**Provided information**.
'''

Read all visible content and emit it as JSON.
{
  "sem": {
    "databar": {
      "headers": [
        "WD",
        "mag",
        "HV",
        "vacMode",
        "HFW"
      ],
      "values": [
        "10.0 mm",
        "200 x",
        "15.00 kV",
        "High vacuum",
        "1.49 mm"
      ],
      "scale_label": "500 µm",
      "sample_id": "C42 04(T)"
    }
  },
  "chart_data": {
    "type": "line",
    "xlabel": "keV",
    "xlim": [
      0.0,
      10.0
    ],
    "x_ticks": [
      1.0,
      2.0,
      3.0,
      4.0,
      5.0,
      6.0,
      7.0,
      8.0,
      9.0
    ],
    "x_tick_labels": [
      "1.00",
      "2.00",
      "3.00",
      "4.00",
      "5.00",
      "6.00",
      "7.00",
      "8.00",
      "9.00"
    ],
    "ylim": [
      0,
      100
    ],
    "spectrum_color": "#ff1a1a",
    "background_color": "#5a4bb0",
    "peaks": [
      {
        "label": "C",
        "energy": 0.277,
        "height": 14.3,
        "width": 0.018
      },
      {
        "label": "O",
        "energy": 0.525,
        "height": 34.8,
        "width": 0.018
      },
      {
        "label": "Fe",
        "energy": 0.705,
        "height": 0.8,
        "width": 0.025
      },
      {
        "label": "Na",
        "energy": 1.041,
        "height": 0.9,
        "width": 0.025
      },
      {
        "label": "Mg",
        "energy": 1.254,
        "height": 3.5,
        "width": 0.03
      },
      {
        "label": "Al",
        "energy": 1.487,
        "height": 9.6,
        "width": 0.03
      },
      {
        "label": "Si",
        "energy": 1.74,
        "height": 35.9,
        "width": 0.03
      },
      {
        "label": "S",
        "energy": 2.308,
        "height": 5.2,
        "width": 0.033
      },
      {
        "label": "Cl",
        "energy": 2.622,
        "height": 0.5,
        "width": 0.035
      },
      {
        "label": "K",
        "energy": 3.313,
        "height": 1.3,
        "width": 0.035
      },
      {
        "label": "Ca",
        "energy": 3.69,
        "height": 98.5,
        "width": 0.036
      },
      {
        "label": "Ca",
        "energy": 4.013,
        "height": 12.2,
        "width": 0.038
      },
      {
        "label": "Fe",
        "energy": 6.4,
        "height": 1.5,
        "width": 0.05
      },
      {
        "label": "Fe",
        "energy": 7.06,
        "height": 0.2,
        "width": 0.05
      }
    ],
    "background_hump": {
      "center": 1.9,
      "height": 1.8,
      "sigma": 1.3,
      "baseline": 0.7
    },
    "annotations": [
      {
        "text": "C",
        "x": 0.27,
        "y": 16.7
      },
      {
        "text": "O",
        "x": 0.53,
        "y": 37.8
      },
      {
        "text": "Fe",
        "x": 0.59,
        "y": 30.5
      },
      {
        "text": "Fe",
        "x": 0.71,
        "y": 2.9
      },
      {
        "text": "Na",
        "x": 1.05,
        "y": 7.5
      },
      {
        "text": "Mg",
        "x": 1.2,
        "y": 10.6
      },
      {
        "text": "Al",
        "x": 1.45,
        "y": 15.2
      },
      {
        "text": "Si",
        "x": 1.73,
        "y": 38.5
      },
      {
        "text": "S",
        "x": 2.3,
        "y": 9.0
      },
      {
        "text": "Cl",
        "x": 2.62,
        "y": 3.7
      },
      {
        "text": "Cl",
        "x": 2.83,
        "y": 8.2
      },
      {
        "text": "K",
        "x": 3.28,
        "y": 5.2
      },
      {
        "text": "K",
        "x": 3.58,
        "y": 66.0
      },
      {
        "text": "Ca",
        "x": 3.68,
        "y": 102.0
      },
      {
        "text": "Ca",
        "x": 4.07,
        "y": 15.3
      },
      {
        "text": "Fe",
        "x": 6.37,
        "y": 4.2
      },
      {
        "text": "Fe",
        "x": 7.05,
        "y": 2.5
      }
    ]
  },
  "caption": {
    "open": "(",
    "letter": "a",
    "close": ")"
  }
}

'''

**Task to carry out**. Print the records above exactly as they appear.

**Solution to this task**.
Read all visible content and emit it as JSON.
{
  "sem": {
    "databar": {
      "headers": [
        "WD",
        "mag",
        "HV",
        "vacMode",
        "HFW"
      ],
      "values": [
        "10.0 mm",
        "200 x",
        "15.00 kV",
        "High vacuum",
        "1.49 mm"
      ],
      "scale_label": "500 µm",
      "sample_id": "C42 04(T)"
    }
  },
  "chart_data": {
    "type": "line",
    "xlabel": "keV",
    "xlim": [
      0.0,
      10.0
    ],
    "x_ticks": [
      1.0,
      2.0,
      3.0,
      4.0,
      5.0,
      6.0,
      7.0,
      8.0,
      9.0
    ],
    "x_tick_labels": [
      "1.00",
      "2.00",
      "3.00",
      "4.00",
      "5.00",
      "6.00",
      "7.00",
      "8.00",
      "9.00"
    ],
    "ylim": [
      0,
      100
    ],
    "spectrum_color": "#ff1a1a",
    "background_color": "#5a4bb0",
    "peaks": [
      {
        "label": "C",
        "energy": 0.277,
        "height": 14.3,
        "width": 0.018
      },
      {
        "label": "O",
        "energy": 0.525,
        "height": 34.8,
        "width": 0.018
      },
      {
        "label": "Fe",
        "energy": 0.705,
        "height": 0.8,
        "width": 0.025
      },
      {
        "label": "Na",
        "energy": 1.041,
        "height": 0.9,
        "width": 0.025
      },
      {
        "label": "Mg",
        "energy": 1.254,
        "height": 3.5,
        "width": 0.03
      },
      {
        "label": "Al",
        "energy": 1.487,
        "height": 9.6,
        "width": 0.03
      },
      {
        "label": "Si",
        "energy": 1.74,
        "height": 35.9,
        "width": 0.03
      },
      {
        "label": "S",
        "energy": 2.308,
        "height": 5.2,
        "width": 0.033
      },
      {
        "label": "Cl",
        "energy": 2.622,
        "height": 0.5,
        "width": 0.035
      },
      {
        "label": "K",
        "energy": 3.313,
        "height": 1.3,
        "width": 0.035
      },
      {
        "label": "Ca",
        "energy": 3.69,
        "height": 98.5,
        "width": 0.036
      },
      {
        "label": "Ca",
        "energy": 4.013,
        "height": 12.2,
        "width": 0.038
      },
      {
        "label": "Fe",
        "energy": 6.4,
        "height": 1.5,
        "width": 0.05
      },
      {
        "label": "Fe",
        "energy": 7.06,
        "height": 0.2,
        "width": 0.05
      }
    ],
    "background_hump": {
      "center": 1.9,
      "height": 1.8,
      "sigma": 1.3,
      "baseline": 0.7
    },
    "annotations": [
      {
        "text": "C",
        "x": 0.27,
        "y": 16.7
      },
      {
        "text": "O",
        "x": 0.53,
        "y": 37.8
      },
      {
        "text": "Fe",
        "x": 0.59,
        "y": 30.5
      },
      {
        "text": "Fe",
        "x": 0.71,
        "y": 2.9
      },
      {
        "text": "Na",
        "x": 1.05,
        "y": 7.5
      },
      {
        "text": "Mg",
        "x": 1.2,
        "y": 10.6
      },
      {
        "text": "Al",
        "x": 1.45,
        "y": 15.2
      },
      {
        "text": "Si",
        "x": 1.73,
        "y": 38.5
      },
      {
        "text": "S",
        "x": 2.3,
        "y": 9.0
      },
      {
        "text": "Cl",
        "x": 2.62,
        "y": 3.7
      },
      {
        "text": "Cl",
        "x": 2.83,
        "y": 8.2
      },
      {
        "text": "K",
        "x": 3.28,
        "y": 5.2
      },
      {
        "text": "K",
        "x": 3.58,
        "y": 66.0
      },
      {
        "text": "Ca",
        "x": 3.68,
        "y": 102.0
      },
      {
        "text": "Ca",
        "x": 4.07,
        "y": 15.3
      },
      {
        "text": "Fe",
        "x": 6.37,
        "y": 4.2
      },
      {
        "text": "Fe",
        "x": 7.05,
        "y": 2.5
      }
    ]
  },
  "caption": {
    "open": "(",
    "letter": "a",
    "close": ")"
  }
}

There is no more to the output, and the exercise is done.